Pull out every line of the material below that contains the string "logger", and copy each one in full. Case counts.

┌─ Given information

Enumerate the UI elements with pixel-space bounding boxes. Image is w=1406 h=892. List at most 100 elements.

└─
┌─ Given information

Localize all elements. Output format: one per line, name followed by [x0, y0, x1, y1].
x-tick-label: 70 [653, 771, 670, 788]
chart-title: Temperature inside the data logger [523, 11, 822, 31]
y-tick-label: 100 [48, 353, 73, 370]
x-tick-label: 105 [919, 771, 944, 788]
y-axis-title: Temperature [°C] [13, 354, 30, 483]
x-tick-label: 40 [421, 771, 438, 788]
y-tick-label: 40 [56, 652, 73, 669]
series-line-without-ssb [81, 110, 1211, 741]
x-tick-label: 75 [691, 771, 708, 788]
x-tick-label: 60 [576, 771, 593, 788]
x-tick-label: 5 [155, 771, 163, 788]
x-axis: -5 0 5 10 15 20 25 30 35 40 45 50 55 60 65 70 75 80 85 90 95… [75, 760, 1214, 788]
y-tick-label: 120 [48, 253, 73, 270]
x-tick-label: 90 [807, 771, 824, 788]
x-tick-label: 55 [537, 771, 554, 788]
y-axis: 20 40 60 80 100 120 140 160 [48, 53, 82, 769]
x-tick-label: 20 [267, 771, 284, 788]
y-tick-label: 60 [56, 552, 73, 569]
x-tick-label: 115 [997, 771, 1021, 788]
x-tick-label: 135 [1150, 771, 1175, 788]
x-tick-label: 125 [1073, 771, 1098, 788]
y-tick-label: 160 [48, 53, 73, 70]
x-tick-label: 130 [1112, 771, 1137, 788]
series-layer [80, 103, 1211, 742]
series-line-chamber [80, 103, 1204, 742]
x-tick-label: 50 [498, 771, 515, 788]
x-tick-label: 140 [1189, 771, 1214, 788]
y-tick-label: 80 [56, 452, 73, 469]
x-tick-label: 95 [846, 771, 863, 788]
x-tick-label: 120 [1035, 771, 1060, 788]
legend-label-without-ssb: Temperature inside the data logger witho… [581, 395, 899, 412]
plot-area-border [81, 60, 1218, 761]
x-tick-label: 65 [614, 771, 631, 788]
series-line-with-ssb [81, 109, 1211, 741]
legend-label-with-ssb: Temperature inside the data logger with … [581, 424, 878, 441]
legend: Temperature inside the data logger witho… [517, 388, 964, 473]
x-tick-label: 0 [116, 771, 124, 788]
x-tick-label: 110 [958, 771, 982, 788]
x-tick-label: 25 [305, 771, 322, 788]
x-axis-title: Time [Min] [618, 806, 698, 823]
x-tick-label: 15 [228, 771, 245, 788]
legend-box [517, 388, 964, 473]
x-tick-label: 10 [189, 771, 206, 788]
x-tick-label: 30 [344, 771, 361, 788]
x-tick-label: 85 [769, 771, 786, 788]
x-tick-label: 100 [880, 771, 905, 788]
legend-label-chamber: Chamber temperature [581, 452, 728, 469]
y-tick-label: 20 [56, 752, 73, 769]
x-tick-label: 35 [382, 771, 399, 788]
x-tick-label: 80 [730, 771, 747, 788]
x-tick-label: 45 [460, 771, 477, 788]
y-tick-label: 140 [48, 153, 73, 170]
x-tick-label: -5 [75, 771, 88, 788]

└─

» The result
chart-title: Temperature inside the data logger [523, 11, 822, 31]
legend-label-without-ssb: Temperature inside the data logger witho… [581, 395, 899, 412]
legend-label-with-ssb: Temperature inside the data logger with … [581, 424, 878, 441]
legend: Temperature inside the data logger witho… [517, 388, 964, 473]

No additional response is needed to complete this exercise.